/---

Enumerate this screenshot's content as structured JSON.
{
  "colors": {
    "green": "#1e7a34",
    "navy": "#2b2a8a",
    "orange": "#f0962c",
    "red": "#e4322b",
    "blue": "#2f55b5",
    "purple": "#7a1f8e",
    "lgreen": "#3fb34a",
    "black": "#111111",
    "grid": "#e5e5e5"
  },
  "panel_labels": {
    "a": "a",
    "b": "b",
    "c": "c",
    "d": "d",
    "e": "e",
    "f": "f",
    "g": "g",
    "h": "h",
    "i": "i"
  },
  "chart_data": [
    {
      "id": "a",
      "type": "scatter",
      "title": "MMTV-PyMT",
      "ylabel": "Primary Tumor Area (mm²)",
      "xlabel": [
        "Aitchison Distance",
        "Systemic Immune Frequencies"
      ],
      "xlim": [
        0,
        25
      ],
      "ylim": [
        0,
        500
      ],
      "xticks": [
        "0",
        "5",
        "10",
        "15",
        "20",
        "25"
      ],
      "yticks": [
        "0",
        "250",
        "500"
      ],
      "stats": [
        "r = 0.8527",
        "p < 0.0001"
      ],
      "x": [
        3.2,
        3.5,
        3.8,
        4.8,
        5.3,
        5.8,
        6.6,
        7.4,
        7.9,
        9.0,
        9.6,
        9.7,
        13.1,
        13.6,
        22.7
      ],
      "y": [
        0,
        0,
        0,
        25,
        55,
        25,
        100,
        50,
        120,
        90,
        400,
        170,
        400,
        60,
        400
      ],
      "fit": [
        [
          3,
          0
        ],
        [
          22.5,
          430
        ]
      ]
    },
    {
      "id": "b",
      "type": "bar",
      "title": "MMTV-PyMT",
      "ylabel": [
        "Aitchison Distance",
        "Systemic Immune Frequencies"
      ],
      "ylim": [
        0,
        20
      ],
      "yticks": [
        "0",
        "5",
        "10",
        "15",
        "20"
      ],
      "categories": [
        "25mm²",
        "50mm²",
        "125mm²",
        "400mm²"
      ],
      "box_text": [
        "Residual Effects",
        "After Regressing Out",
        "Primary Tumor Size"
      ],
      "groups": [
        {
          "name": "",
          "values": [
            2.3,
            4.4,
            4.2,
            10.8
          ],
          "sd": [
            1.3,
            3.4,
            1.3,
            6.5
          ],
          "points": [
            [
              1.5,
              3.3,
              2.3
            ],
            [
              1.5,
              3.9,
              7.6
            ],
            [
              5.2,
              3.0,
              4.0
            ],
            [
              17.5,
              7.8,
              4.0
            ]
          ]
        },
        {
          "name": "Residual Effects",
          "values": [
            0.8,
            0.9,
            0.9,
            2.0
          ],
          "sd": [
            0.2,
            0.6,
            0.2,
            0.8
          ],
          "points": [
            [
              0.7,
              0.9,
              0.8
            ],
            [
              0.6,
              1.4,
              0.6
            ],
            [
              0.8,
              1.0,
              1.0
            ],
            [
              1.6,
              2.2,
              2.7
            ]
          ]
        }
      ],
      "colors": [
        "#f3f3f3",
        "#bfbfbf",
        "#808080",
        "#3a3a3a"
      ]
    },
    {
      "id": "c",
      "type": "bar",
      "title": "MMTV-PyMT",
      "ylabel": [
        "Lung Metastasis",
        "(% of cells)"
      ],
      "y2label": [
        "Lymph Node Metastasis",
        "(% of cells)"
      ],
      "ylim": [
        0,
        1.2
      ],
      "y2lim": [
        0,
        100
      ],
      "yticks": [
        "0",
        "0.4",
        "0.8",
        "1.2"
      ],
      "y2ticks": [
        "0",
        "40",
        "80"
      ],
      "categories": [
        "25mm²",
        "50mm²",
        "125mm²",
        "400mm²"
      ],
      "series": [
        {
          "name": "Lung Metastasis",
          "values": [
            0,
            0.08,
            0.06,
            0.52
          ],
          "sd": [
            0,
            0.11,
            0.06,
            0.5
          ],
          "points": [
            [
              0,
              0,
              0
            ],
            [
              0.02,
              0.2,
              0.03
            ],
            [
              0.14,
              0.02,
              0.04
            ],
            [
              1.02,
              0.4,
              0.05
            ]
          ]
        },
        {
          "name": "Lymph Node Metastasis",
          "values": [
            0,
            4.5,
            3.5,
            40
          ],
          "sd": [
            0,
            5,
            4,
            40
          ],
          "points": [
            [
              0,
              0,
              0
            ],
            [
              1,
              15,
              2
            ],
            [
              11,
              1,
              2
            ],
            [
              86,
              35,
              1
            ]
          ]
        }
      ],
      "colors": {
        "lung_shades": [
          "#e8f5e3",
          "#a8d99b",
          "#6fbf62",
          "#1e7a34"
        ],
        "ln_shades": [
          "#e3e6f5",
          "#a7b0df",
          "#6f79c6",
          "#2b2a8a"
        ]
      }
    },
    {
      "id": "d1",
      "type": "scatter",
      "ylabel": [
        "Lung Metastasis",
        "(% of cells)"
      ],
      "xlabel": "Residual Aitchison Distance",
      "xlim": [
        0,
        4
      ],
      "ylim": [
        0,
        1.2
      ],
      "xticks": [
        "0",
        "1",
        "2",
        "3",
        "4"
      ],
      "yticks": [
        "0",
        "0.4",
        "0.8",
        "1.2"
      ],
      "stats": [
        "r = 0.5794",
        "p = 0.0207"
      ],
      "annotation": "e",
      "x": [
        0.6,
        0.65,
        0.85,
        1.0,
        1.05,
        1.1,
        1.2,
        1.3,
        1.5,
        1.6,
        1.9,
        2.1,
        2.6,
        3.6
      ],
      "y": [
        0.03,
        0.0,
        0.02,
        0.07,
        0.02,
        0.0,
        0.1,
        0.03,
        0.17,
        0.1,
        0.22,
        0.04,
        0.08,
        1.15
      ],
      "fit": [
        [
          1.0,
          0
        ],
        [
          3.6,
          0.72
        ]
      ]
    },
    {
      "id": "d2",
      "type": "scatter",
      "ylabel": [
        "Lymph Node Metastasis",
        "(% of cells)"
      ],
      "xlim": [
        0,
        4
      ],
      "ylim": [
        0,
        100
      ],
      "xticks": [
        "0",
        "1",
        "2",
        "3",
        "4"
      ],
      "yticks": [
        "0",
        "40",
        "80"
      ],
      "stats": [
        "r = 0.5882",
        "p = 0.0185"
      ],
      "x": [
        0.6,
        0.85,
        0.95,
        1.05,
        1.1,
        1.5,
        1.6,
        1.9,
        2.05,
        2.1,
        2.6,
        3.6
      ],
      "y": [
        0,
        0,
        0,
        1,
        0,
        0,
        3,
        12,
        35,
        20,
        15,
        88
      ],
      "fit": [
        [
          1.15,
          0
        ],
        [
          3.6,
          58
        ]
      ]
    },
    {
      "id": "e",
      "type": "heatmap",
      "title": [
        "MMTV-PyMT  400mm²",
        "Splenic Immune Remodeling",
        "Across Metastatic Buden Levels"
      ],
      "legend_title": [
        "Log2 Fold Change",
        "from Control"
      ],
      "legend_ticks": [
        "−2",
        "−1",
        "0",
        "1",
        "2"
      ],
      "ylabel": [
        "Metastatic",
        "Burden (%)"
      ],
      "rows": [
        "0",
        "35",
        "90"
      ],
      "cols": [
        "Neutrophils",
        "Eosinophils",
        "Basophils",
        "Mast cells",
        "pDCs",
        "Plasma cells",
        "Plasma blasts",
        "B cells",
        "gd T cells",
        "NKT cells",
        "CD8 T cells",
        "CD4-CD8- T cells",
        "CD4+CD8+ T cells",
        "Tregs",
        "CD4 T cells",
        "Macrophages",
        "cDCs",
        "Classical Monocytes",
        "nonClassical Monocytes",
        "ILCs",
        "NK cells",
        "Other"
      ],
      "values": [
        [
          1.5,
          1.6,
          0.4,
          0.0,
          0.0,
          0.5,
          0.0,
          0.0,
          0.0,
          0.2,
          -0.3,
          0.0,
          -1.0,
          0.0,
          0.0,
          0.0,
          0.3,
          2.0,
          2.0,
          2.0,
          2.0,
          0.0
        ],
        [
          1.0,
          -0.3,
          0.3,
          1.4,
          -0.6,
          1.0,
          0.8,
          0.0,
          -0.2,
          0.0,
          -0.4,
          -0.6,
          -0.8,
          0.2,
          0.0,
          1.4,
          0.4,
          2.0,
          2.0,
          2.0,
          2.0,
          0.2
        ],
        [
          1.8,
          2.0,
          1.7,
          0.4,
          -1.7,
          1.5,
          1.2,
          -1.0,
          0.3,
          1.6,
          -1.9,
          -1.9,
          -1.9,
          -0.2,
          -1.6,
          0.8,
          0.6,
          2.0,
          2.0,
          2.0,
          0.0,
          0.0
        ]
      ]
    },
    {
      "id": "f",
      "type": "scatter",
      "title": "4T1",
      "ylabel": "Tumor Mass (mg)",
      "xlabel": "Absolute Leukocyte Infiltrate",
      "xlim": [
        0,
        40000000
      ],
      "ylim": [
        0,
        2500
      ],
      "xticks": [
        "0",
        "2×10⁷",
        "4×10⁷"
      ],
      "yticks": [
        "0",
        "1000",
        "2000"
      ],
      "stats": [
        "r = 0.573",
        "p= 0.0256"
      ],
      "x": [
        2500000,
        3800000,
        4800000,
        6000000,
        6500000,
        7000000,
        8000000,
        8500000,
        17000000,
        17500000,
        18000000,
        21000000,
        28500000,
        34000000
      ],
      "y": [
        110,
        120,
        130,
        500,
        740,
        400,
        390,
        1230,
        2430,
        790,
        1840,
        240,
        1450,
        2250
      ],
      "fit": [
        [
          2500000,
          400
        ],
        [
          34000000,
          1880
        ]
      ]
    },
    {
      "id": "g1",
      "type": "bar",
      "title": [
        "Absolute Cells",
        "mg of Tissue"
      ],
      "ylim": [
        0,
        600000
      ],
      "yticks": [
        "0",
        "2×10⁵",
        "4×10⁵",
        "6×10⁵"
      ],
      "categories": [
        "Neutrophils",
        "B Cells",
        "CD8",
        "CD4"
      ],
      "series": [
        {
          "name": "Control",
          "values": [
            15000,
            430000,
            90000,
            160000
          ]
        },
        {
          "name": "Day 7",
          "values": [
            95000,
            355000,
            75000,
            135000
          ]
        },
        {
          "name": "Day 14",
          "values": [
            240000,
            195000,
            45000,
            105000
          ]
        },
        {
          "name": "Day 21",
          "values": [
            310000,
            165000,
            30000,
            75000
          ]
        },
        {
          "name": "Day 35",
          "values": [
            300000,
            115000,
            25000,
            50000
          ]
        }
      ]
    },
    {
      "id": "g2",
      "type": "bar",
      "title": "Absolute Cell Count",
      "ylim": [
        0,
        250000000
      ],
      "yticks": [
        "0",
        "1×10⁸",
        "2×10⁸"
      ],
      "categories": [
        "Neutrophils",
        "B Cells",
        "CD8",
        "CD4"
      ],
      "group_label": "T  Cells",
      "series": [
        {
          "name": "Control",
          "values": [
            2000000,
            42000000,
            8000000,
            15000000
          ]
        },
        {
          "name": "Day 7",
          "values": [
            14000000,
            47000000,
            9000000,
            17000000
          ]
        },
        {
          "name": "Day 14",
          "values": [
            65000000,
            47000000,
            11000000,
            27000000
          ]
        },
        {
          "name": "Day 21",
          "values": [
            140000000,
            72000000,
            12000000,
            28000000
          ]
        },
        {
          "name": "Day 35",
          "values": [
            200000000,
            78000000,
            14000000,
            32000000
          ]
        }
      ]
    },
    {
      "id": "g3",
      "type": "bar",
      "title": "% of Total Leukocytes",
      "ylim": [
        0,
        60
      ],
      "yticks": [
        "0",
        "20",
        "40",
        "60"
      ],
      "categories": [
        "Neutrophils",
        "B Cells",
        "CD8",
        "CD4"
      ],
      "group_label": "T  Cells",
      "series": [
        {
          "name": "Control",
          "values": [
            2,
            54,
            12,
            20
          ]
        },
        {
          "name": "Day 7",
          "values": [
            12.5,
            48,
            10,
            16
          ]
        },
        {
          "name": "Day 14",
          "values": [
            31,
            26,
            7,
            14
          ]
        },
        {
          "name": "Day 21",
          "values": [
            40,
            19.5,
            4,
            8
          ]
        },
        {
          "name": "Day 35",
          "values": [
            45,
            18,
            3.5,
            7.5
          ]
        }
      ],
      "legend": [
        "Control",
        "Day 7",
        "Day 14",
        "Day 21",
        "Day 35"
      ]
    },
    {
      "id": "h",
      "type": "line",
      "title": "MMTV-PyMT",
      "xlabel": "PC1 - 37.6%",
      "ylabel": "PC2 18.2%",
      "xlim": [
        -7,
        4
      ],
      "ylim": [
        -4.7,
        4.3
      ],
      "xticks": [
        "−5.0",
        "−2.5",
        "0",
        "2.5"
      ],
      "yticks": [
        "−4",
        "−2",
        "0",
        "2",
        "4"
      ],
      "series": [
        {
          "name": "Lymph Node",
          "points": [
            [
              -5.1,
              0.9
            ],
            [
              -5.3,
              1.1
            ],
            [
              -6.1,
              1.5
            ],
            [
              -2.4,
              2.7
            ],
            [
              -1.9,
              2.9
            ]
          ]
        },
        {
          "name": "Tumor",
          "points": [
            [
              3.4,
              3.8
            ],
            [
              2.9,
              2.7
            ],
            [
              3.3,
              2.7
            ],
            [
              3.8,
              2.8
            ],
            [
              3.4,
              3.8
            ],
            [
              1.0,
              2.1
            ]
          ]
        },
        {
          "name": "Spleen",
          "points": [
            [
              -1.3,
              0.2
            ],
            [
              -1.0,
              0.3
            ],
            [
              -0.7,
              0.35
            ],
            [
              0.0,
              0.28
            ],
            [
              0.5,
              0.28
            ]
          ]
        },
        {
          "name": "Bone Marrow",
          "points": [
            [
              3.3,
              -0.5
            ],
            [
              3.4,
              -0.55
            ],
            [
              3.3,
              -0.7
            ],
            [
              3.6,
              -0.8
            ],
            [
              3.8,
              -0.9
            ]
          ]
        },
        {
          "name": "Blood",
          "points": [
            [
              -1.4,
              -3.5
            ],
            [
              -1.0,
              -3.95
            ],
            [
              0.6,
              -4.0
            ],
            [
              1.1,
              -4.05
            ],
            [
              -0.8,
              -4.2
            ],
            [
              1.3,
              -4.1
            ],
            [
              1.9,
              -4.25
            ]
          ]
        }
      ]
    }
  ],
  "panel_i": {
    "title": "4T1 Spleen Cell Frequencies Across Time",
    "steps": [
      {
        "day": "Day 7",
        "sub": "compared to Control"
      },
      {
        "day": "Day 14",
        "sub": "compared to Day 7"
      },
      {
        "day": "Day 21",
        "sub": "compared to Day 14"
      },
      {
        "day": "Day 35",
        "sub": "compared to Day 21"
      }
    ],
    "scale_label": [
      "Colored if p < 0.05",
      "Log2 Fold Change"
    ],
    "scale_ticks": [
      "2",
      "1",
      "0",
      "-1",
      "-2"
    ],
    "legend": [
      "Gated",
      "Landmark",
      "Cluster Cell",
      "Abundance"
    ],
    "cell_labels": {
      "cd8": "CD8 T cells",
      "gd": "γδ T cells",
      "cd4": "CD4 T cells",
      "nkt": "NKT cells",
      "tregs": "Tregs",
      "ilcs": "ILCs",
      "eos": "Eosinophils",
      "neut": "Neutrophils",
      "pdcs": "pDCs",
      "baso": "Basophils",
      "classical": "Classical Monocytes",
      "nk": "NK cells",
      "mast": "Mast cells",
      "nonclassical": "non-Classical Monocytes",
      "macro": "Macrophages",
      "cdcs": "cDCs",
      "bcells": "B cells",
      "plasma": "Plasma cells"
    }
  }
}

\---

## TASK
Wherever the word "Tumor" turns up in a line of the entries above, copy that line.

## RESULT FOR THIS EXERCISE
      "ylabel": "Primary Tumor Area (mm²)",
        "Primary Tumor Size"
      "ylabel": "Tumor Mass (mg)",
          "name": "Tumor",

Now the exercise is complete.